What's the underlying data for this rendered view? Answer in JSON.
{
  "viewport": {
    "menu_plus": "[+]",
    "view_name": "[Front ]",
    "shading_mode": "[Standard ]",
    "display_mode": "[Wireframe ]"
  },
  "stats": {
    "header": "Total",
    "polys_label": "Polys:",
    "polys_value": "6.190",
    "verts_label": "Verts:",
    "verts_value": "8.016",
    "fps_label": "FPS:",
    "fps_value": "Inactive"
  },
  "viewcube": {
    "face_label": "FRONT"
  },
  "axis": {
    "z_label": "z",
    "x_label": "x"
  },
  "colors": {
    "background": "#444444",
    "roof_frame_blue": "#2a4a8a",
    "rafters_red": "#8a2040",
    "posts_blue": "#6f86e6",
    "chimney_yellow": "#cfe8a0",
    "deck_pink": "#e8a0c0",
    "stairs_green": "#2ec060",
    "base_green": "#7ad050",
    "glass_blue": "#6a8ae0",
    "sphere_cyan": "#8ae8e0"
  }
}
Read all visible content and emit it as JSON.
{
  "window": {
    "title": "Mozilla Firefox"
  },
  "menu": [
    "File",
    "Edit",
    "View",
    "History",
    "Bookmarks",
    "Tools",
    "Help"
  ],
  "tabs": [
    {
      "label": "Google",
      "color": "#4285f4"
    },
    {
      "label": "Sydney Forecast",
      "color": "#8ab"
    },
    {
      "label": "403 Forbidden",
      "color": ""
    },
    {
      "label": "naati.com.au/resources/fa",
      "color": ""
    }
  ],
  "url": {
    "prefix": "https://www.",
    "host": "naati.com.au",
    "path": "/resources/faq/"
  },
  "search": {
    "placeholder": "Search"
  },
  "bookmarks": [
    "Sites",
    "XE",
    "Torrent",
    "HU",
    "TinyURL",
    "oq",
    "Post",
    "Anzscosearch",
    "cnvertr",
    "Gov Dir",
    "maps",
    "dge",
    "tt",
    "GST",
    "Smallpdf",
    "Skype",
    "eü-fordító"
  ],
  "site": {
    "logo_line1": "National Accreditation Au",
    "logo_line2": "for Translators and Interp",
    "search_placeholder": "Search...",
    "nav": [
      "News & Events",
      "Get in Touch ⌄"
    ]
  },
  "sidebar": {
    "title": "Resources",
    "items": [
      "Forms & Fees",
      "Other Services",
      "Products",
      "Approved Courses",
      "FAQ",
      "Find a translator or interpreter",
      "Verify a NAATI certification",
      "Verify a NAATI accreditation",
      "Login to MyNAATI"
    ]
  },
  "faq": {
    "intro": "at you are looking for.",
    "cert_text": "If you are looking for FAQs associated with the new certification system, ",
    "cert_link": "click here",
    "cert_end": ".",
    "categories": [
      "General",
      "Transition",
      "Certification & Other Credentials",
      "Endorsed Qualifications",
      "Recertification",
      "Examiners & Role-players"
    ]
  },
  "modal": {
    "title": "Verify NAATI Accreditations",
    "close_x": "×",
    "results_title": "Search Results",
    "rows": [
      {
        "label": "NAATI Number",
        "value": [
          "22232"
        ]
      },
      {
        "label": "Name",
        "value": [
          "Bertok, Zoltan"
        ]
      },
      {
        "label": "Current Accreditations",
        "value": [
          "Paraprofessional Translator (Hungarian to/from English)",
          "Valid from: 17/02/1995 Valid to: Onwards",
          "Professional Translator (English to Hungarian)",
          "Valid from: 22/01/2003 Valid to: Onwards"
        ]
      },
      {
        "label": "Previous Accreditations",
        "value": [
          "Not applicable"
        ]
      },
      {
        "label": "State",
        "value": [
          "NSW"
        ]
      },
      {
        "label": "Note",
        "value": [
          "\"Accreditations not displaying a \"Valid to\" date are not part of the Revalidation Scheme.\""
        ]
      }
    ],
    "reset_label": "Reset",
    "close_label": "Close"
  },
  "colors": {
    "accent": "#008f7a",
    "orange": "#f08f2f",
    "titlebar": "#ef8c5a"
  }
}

○ ○ ○ ○ ○ ○ ○

STATED TASK >>
The records above need to be transcribed in full. Keep every character unchanged.

EXERCISE OUTPUT >>
What's the underlying data for this rendered view? Answer in JSON.
{
  "viewport": {
    "menu_plus": "[+]",
    "view_name": "[Front ]",
    "shading_mode": "[Standard ]",
    "display_mode": "[Wireframe ]"
  },
  "stats": {
    "header": "Total",
    "polys_label": "Polys:",
    "polys_value": "6.190",
    "verts_label": "Verts:",
    "verts_value": "8.016",
    "fps_label": "FPS:",
    "fps_value": "Inactive"
  },
  "viewcube": {
    "face_label": "FRONT"
  },
  "axis": {
    "z_label": "z",
    "x_label": "x"
  },
  "colors": {
    "background": "#444444",
    "roof_frame_blue": "#2a4a8a",
    "rafters_red": "#8a2040",
    "posts_blue": "#6f86e6",
    "chimney_yellow": "#cfe8a0",
    "deck_pink": "#e8a0c0",
    "stairs_green": "#2ec060",
    "base_green": "#7ad050",
    "glass_blue": "#6a8ae0",
    "sphere_cyan": "#8ae8e0"
  }
}
Read all visible content and emit it as JSON.
{
  "window": {
    "title": "Mozilla Firefox"
  },
  "menu": [
    "File",
    "Edit",
    "View",
    "History",
    "Bookmarks",
    "Tools",
    "Help"
  ],
  "tabs": [
    {
      "label": "Google",
      "color": "#4285f4"
    },
    {
      "label": "Sydney Forecast",
      "color": "#8ab"
    },
    {
      "label": "403 Forbidden",
      "color": ""
    },
    {
      "label": "naati.com.au/resources/fa",
      "color": ""
    }
  ],
  "url": {
    "prefix": "https://www.",
    "host": "naati.com.au",
    "path": "/resources/faq/"
  },
  "search": {
    "placeholder": "Search"
  },
  "bookmarks": [
    "Sites",
    "XE",
    "Torrent",
    "HU",
    "TinyURL",
    "oq",
    "Post",
    "Anzscosearch",
    "cnvertr",
    "Gov Dir",
    "maps",
    "dge",
    "tt",
    "GST",
    "Smallpdf",
    "Skype",
    "eü-fordító"
  ],
  "site": {
    "logo_line1": "National Accreditation Au",
    "logo_line2": "for Translators and Interp",
    "search_placeholder": "Search...",
    "nav": [
      "News & Events",
      "Get in Touch ⌄"
    ]
  },
  "sidebar": {
    "title": "Resources",
    "items": [
      "Forms & Fees",
      "Other Services",
      "Products",
      "Approved Courses",
      "FAQ",
      "Find a translator or interpreter",
      "Verify a NAATI certification",
      "Verify a NAATI accreditation",
      "Login to MyNAATI"
    ]
  },
  "faq": {
    "intro": "at you are looking for.",
    "cert_text": "If you are looking for FAQs associated with the new certification system, ",
    "cert_link": "click here",
    "cert_end": ".",
    "categories": [
      "General",
      "Transition",
      "Certification & Other Credentials",
      "Endorsed Qualifications",
      "Recertification",
      "Examiners & Role-players"
    ]
  },
  "modal": {
    "title": "Verify NAATI Accreditations",
    "close_x": "×",
    "results_title": "Search Results",
    "rows": [
      {
        "label": "NAATI Number",
        "value": [
          "22232"
        ]
      },
      {
        "label": "Name",
        "value": [
          "Bertok, Zoltan"
        ]
      },
      {
        "label": "Current Accreditations",
        "value": [
          "Paraprofessional Translator (Hungarian to/from English)",
          "Valid from: 17/02/1995 Valid to: Onwards",
          "Professional Translator (English to Hungarian)",
          "Valid from: 22/01/2003 Valid to: Onwards"
        ]
      },
      {
        "label": "Previous Accreditations",
        "value": [
          "Not applicable"
        ]
      },
      {
        "label": "State",
        "value": [
          "NSW"
        ]
      },
      {
        "label": "Note",
        "value": [
          "\"Accreditations not displaying a \"Valid to\" date are not part of the Revalidation Scheme.\""
        ]
      }
    ],
    "reset_label": "Reset",
    "close_label": "Close"
  },
  "colors": {
    "accent": "#008f7a",
    "orange": "#f08f2f",
    "titlebar": "#ef8c5a"
  }
}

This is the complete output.